#### [What you should do]
Please arrange all the lines below as a Markdown table with two columns, Row and Line, giving each line its row number and leaving out any blank lines.

#### [Records supplied]
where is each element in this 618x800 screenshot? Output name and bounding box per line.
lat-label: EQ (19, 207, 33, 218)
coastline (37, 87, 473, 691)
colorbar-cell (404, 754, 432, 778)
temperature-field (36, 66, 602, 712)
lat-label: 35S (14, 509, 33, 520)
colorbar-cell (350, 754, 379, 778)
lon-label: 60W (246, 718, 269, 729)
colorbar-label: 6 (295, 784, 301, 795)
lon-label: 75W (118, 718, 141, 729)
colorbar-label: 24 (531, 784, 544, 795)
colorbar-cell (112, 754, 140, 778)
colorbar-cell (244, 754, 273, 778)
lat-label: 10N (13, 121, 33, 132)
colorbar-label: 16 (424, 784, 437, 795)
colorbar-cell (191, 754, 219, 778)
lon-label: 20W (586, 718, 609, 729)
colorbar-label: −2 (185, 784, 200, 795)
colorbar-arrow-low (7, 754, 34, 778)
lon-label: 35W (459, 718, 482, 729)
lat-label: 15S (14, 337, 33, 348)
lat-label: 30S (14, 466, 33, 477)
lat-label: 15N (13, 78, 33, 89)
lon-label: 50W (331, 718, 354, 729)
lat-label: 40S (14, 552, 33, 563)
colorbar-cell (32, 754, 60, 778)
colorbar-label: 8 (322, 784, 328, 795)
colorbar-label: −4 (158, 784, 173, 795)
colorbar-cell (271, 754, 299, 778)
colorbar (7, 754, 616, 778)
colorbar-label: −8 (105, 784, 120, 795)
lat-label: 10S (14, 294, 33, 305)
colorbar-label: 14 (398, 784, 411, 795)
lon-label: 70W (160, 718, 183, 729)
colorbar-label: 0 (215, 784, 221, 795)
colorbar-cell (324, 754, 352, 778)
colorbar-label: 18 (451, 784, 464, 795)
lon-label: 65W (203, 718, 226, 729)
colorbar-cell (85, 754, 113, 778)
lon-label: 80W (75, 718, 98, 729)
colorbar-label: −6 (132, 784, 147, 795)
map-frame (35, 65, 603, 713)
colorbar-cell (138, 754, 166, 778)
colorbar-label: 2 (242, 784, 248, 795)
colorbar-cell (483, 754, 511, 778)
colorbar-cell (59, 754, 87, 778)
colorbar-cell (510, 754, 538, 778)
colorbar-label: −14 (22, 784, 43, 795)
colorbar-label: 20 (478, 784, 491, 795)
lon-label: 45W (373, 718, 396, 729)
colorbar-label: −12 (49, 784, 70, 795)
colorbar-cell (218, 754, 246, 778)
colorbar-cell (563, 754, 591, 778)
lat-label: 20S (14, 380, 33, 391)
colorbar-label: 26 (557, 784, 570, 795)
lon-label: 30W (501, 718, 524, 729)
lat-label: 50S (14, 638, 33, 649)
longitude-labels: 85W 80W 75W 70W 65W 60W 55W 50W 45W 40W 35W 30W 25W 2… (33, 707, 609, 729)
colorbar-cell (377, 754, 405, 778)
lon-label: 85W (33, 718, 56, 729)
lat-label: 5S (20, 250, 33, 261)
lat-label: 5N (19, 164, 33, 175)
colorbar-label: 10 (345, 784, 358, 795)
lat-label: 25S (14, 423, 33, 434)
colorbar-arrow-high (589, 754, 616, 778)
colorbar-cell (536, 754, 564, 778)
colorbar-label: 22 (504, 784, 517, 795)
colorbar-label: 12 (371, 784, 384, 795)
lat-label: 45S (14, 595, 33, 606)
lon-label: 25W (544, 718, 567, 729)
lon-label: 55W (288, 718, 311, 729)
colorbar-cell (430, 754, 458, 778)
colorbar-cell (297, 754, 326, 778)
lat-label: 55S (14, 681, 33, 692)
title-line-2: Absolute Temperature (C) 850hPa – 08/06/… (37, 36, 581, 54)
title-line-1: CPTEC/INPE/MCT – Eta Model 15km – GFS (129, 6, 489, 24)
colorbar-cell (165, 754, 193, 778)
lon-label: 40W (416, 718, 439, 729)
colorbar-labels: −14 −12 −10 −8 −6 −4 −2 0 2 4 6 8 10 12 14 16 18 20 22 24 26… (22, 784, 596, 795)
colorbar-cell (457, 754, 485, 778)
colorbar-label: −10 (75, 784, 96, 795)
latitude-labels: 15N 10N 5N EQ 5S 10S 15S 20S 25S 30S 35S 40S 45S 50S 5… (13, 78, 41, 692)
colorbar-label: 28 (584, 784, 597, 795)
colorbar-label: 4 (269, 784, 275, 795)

#### [Expected answer]
| Row | Line |
|---|---|
| 1 | where is each element in this 618x800 screenshot? Output name and bounding box per line. |
| 2 | lat-label: EQ (19, 207, 33, 218) |
| 3 | coastline (37, 87, 473, 691) |
| 4 | colorbar-cell (404, 754, 432, 778) |
| 5 | temperature-field (36, 66, 602, 712) |
| 6 | lat-label: 35S (14, 509, 33, 520) |
| 7 | colorbar-cell (350, 754, 379, 778) |
| 8 | lon-label: 60W (246, 718, 269, 729) |
| 9 | colorbar-label: 6 (295, 784, 301, 795) |
| 10 | lon-label: 75W (118, 718, 141, 729) |
| 11 | colorbar-label: 24 (531, 784, 544, 795) |
| 12 | colorbar-cell (112, 754, 140, 778) |
| 13 | colorbar-cell (244, 754, 273, 778) |
| 14 | lat-label: 10N (13, 121, 33, 132) |
| 15 | colorbar-label: 16 (424, 784, 437, 795) |
| 16 | colorbar-cell (191, 754, 219, 778) |
| 17 | lon-label: 20W (586, 718, 609, 729) |
| 18 | colorbar-label: −2 (185, 784, 200, 795) |
| 19 | colorbar-arrow-low (7, 754, 34, 778) |
| 20 | lon-label: 35W (459, 718, 482, 729) |
| 21 | lat-label: 15S (14, 337, 33, 348) |
| 22 | lat-label: 30S (14, 466, 33, 477) |
| 23 | lat-label: 15N (13, 78, 33, 89) |
| 24 | lon-label: 50W (331, 718, 354, 729) |
| 25 | lat-label: 40S (14, 552, 33, 563) |
| 26 | colorbar-cell (32, 754, 60, 778) |
| 27 | colorbar-label: 8 (322, 784, 328, 795) |
| 28 | colorbar-label: −4 (158, 784, 173, 795) |
| 29 | colorbar-cell (271, 754, 299, 778) |
| 30 | colorbar (7, 754, 616, 778) |
| 31 | colorbar-label: −8 (105, 784, 120, 795) |
| 32 | lat-label: 10S (14, 294, 33, 305) |
| 33 | colorbar-label: 14 (398, 784, 411, 795) |
| 34 | lon-label: 70W (160, 718, 183, 729) |
| 35 | colorbar-label: 0 (215, 784, 221, 795) |
| 36 | colorbar-cell (324, 754, 352, 778) |
| 37 | colorbar-label: 18 (451, 784, 464, 795) |
| 38 | lon-label: 65W (203, 718, 226, 729) |
| 39 | colorbar-cell (85, 754, 113, 778) |
| 40 | lon-label: 80W (75, 718, 98, 729) |
| 41 | colorbar-label: −6 (132, 784, 147, 795) |
| 42 | map-frame (35, 65, 603, 713) |
| 43 | colorbar-cell (138, 754, 166, 778) |
| 44 | colorbar-label: 2 (242, 784, 248, 795) |
| 45 | colorbar-cell (483, 754, 511, 778) |
| 46 | colorbar-cell (59, 754, 87, 778) |
| 47 | colorbar-cell (510, 754, 538, 778) |
| 48 | colorbar-label: −14 (22, 784, 43, 795) |
| 49 | colorbar-label: 20 (478, 784, 491, 795) |
| 50 | lon-label: 45W (373, 718, 396, 729) |
| 51 | colorbar-label: −12 (49, 784, 70, 795) |
| 52 | colorbar-cell (218, 754, 246, 778) |
| 53 | colorbar-cell (563, 754, 591, 778) |
| 54 | lat-label: 20S (14, 380, 33, 391) |
| 55 | colorbar-label: 26 (557, 784, 570, 795) |
| 56 | lon-label: 30W (501, 718, 524, 729) |
| 57 | lat-label: 50S (14, 638, 33, 649) |
| 58 | longitude-labels: 85W 80W 75W 70W 65W 60W 55W 50W 45W 40W 35W 30W 25W 2… (33, 707, 609, 729) |
| 59 | colorbar-cell (377, 754, 405, 778) |
| 60 | lon-label: 85W (33, 718, 56, 729) |
| 61 | lat-label: 5S (20, 250, 33, 261) |
| 62 | lat-label: 5N (19, 164, 33, 175) |
| 63 | colorbar-label: 10 (345, 784, 358, 795) |
| 64 | lat-label: 25S (14, 423, 33, 434) |
| 65 | colorbar-arrow-high (589, 754, 616, 778) |
| 66 | colorbar-cell (536, 754, 564, 778) |
| 67 | colorbar-label: 22 (504, 784, 517, 795) |
| 68 | colorbar-label: 12 (371, 784, 384, 795) |
| 69 | lat-label: 45S (14, 595, 33, 606) |
| 70 | lon-label: 25W (544, 718, 567, 729) |
| 71 | lon-label: 55W (288, 718, 311, 729) |
| 72 | colorbar-cell (430, 754, 458, 778) |
| 73 | colorbar-cell (297, 754, 326, 778) |
| 74 | lat-label: 55S (14, 681, 33, 692) |
| 75 | title-line-2: Absolute Temperature (C) 850hPa – 08/06/… (37, 36, 581, 54) |
| 76 | title-line-1: CPTEC/INPE/MCT – Eta Model 15km – GFS (129, 6, 489, 24) |
| 77 | colorbar-cell (165, 754, 193, 778) |
| 78 | lon-label: 40W (416, 718, 439, 729) |
| 79 | colorbar-labels: −14 −12 −10 −8 −6 −4 −2 0 2 4 6 8 10 12 14 16 18 20 22 24 26… (22, 784, 596, 795) |
| 80 | colorbar-cell (457, 754, 485, 778) |
| 81 | colorbar-label: −10 (75, 784, 96, 795) |
| 82 | latitude-labels: 15N 10N 5N EQ 5S 10S 15S 20S 25S 30S 35S 40S 45S 50S 5… (13, 78, 41, 692) |
| 83 | colorbar-label: 28 (584, 784, 597, 795) |
| 84 | colorbar-label: 4 (269, 784, 275, 795) |